**WRITTEN TASK**
In the listing below, find every line containing "ANCHURA" and copy it out.

Start of PROVIDED ENTRIES

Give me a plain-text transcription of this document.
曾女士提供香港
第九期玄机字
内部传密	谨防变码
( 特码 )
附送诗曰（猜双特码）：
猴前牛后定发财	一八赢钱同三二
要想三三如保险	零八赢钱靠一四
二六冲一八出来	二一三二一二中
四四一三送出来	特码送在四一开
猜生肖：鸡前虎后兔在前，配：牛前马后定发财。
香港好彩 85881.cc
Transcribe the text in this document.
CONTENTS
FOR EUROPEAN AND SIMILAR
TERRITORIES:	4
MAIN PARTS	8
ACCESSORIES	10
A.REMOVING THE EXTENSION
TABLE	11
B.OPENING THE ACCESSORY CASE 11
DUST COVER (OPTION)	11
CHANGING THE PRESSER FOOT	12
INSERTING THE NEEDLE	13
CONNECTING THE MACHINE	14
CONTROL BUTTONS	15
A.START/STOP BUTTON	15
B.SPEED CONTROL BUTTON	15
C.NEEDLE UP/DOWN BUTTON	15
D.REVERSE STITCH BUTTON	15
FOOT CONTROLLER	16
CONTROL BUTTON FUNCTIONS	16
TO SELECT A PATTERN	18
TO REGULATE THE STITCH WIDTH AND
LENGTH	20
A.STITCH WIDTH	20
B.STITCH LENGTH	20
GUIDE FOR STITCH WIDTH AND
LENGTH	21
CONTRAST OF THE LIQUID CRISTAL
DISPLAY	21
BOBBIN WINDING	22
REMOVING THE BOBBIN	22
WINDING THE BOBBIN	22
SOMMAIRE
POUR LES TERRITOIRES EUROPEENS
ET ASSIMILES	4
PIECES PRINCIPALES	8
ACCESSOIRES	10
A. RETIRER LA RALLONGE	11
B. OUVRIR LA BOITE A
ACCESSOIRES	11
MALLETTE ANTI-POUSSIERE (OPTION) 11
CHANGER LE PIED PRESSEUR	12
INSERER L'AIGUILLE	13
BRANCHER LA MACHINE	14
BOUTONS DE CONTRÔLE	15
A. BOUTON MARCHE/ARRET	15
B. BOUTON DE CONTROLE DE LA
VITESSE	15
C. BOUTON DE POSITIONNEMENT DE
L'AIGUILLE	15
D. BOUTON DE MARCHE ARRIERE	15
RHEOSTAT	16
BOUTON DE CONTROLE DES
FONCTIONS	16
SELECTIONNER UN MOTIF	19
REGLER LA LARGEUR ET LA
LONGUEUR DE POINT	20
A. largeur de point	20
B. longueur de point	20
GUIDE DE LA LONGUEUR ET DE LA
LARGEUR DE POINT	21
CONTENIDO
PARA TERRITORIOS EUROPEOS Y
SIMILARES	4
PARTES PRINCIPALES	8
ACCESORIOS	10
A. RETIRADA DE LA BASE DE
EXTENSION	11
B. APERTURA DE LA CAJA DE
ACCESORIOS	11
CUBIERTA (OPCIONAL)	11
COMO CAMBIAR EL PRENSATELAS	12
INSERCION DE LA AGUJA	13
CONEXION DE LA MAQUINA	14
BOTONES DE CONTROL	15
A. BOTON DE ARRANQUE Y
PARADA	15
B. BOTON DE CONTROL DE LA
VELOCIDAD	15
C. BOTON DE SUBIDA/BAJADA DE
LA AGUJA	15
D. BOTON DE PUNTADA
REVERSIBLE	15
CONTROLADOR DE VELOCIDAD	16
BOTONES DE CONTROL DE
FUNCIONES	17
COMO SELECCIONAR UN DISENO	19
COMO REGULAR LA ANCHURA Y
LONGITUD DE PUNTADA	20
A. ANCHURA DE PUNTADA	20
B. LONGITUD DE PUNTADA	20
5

End of PROVIDED ENTRIES

**SOLVED PROBLEM**
COMO REGULAR LA ANCHURA Y
A. ANCHURA DE PUNTADA	20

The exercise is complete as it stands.